▶ [EXTRAIT DE PAGE]
^^^^^^^^
L’entrée en matière de la célébration est florale, a priori. Deux adjectifs inaugurent la description, suggèrent une chose, énigmatique, sombre et plissée. Des plis, d’emblée. Salvador Dali, dit-on, fin observateur, en avait dénombré 36. Mais pas sur la fleur.

La fleur invoquée est un œillet, aux pétales dentés. L’étymologie est commune avec le mot « œil » et la comparaison, on s’en doute, est tout sauf innocente. Elle réactive une analogie ancienne. Dans le folklore japonais, par exemple, il existe une créature nommée shirime (que l’on pourrait traduire littéralement par « œil fesse ») forme d’esprit pourvu d’un œil à la place de l’anus. Plus proche de nous, en français, l’expression populaire « s’en battre l’œil » revient très exactement à « s’en tamponner l’anus ».
^^^^^^^^
▶ [ENREGISTREMENTS LISTÉS]
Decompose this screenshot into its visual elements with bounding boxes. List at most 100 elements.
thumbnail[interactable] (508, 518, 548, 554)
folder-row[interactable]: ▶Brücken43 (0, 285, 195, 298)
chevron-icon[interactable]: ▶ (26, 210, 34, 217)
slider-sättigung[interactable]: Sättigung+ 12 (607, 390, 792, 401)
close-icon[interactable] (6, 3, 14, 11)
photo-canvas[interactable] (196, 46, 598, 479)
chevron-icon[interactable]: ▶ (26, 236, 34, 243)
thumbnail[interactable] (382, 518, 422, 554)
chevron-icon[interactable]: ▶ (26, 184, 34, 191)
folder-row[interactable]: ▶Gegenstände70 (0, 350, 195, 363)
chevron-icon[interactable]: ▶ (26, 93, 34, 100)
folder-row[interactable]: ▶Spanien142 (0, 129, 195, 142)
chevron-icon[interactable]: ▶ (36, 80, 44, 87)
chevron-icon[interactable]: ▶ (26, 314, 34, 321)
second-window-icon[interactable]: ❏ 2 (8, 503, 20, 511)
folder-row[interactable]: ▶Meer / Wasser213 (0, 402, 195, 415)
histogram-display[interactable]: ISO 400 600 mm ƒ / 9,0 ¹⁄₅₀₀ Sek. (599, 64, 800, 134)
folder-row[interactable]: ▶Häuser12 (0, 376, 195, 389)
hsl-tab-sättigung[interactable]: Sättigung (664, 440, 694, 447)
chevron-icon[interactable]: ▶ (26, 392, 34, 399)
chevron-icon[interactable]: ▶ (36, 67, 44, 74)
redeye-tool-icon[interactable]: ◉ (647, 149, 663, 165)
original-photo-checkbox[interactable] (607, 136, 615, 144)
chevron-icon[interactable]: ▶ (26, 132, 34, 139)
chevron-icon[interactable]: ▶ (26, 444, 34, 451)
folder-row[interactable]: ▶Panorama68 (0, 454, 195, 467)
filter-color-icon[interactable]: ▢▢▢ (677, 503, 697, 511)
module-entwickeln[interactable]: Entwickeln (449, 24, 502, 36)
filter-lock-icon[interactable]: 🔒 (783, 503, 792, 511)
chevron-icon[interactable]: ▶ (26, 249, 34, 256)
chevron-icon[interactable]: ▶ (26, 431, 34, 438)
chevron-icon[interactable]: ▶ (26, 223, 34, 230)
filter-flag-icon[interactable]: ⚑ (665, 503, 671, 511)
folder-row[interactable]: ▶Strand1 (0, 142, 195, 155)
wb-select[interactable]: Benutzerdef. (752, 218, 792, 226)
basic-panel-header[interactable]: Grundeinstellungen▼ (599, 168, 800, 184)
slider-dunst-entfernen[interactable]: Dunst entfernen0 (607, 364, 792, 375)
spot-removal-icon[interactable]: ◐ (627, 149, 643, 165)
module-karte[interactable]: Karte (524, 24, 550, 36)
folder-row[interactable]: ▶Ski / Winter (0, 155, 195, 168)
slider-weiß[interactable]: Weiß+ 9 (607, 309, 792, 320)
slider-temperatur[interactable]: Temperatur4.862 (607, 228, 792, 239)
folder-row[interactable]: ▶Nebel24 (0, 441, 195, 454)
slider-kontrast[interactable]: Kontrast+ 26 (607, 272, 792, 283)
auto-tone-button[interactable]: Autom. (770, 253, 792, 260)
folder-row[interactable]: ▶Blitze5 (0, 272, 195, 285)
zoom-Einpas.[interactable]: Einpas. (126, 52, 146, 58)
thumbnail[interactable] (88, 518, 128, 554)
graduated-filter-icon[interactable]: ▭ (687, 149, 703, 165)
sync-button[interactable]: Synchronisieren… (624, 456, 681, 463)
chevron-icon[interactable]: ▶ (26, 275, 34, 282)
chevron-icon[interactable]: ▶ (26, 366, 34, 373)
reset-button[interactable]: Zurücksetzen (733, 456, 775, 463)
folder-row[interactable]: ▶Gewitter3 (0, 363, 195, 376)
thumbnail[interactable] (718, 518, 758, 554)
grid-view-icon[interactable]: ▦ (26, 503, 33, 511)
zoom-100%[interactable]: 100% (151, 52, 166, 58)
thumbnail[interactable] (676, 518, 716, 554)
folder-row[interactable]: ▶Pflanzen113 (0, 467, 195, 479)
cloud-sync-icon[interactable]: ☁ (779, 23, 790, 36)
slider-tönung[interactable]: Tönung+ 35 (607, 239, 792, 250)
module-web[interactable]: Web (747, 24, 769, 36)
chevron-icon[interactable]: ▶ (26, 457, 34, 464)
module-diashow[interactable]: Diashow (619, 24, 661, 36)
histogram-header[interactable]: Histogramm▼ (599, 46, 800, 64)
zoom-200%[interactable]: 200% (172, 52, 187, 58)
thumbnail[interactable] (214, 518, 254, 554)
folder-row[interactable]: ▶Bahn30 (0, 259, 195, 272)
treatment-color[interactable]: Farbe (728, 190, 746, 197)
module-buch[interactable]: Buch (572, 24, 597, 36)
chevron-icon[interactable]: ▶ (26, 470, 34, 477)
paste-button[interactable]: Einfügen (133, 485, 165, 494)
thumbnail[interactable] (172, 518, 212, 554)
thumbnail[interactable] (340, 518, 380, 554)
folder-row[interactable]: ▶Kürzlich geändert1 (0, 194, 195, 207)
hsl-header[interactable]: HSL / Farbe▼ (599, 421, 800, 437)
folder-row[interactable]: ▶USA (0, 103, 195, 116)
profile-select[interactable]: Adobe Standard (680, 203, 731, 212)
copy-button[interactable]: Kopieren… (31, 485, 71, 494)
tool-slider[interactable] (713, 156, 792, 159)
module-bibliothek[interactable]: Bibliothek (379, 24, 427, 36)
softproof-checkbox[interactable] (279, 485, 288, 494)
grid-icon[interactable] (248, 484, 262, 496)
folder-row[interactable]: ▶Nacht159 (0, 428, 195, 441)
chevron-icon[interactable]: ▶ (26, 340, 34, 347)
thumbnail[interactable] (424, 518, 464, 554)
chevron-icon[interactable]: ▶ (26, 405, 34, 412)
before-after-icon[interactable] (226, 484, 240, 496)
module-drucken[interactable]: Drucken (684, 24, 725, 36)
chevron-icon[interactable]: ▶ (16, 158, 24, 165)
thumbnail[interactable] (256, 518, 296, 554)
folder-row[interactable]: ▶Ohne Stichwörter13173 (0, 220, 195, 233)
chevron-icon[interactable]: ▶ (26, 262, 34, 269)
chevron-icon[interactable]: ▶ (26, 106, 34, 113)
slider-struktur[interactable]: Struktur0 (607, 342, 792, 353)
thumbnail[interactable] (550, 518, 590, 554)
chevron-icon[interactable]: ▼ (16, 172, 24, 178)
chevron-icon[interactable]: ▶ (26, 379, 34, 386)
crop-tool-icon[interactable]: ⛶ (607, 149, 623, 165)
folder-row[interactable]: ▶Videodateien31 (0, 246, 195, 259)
^^^^^^^^
▶ [TÂCHE À RÉALISER]
Mettez à jour l'extrait de page en le réécrivant, en commençant par « L’entrée en matière » et en finissant par « sur la fleur. », et remplacez « adjectifs » par « qualificatifs ».

▶ [RÉSULTAT ATTENDU]
L’entrée en matière de la célébration est florale, a priori. Deux qualificatifs inaugurent la description, suggèrent une chose, énigmatique, sombre et plissée. Des plis, d’emblée. Salvador Dali, dit-on, fin observateur, en avait dénombré 36. Mais pas sur la fleur.